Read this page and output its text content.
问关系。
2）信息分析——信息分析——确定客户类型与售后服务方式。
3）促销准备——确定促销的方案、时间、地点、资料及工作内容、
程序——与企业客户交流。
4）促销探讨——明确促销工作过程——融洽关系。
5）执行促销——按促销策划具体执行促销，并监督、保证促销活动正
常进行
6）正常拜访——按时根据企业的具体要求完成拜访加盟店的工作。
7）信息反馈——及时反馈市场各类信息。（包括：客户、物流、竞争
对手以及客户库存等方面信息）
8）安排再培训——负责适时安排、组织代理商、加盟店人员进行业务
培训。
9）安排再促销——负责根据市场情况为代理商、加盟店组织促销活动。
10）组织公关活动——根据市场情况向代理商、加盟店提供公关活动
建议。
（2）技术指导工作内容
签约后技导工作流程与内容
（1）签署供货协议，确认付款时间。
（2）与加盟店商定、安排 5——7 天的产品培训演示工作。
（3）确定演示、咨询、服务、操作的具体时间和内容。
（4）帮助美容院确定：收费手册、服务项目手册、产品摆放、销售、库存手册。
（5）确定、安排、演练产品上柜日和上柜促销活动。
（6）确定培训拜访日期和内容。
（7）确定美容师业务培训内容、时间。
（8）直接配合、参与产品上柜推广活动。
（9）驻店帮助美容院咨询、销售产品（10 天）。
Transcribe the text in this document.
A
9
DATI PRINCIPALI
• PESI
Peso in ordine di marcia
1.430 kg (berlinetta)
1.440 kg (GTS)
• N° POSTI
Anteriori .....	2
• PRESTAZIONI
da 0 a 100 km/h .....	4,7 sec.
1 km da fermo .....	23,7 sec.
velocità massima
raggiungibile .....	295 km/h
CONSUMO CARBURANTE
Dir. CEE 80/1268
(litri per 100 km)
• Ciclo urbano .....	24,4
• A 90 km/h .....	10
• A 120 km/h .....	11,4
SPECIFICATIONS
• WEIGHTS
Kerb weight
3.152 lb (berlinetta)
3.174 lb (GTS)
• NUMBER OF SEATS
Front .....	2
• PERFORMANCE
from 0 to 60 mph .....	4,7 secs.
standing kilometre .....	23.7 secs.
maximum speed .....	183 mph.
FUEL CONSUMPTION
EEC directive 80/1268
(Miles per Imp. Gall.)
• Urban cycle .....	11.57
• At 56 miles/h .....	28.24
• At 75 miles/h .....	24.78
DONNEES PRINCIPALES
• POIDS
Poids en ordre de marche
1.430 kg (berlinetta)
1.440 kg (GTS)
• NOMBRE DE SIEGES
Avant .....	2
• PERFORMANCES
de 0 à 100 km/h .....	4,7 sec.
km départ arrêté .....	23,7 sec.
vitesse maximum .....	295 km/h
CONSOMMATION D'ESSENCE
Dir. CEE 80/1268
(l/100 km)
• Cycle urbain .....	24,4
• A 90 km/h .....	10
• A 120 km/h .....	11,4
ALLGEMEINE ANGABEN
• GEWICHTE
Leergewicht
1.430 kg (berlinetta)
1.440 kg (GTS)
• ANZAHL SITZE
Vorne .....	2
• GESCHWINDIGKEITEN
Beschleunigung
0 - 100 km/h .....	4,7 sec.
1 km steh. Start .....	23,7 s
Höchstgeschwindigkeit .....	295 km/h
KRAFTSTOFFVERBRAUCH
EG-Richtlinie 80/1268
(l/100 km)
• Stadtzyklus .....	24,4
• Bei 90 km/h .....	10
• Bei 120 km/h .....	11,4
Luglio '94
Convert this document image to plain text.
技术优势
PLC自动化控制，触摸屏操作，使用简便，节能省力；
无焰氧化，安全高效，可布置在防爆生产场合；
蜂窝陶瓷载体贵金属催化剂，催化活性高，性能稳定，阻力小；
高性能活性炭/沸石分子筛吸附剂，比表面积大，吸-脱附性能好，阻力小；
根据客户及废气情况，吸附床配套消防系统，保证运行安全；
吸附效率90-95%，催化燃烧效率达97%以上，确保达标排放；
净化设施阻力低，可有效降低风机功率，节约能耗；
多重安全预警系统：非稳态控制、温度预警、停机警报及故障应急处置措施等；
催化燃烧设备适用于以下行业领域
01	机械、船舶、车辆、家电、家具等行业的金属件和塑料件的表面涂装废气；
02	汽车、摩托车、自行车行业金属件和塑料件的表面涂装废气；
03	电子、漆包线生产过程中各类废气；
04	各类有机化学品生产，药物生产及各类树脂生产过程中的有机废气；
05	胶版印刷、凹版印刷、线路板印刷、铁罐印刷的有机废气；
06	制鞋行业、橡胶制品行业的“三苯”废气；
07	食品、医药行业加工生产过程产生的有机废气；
....................
Out of the preceding entries, pull every line containing the string "this".

# [Task answer]
Read this page and output its text content.
Transcribe the text in this document.
Convert this document image to plain text.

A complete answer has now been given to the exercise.